[Stated exercise] Gather all lines in the entries that include the word "from".

::::::::::

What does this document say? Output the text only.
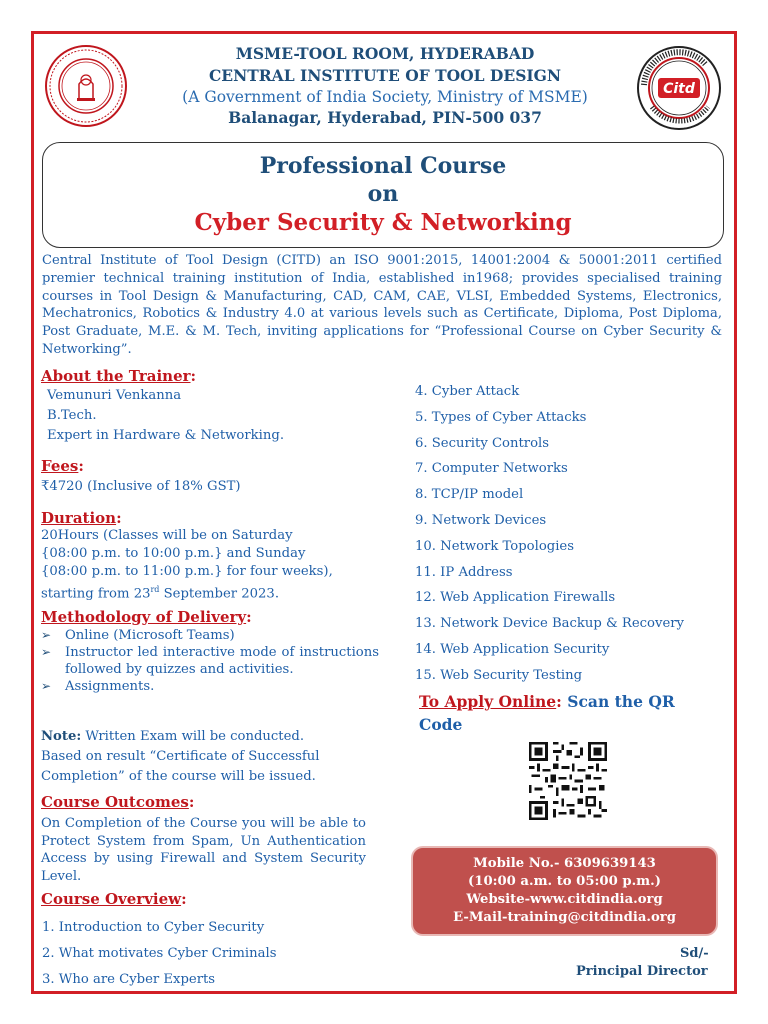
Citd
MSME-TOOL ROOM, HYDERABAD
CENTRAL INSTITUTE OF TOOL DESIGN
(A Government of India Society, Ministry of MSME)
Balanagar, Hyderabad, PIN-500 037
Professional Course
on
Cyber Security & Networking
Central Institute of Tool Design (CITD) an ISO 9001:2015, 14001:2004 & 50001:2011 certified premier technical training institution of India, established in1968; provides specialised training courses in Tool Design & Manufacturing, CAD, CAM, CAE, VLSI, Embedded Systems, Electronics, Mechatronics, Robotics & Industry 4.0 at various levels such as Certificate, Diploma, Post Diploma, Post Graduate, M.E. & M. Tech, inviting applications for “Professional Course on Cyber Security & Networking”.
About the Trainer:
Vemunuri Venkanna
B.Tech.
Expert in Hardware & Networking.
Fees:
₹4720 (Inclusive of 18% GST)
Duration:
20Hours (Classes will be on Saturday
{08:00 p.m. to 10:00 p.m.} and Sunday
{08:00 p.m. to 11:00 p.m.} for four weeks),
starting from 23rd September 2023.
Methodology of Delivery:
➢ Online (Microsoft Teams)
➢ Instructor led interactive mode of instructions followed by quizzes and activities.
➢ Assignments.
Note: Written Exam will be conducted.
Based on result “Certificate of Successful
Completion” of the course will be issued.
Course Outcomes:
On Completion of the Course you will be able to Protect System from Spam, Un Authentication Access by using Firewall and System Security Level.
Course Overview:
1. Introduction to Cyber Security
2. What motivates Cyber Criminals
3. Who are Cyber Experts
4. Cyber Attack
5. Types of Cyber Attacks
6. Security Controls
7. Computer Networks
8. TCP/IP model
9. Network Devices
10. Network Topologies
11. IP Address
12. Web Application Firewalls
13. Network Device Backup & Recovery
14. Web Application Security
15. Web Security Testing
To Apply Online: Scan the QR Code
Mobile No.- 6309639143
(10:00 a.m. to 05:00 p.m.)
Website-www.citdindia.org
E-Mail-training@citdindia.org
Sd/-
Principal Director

::::::::::

[Task answer]
starting from 23rd September 2023.
On Completion of the Course you will be able to Protect System from Spam, Un Authentication Access by using Firewall and System Security Level.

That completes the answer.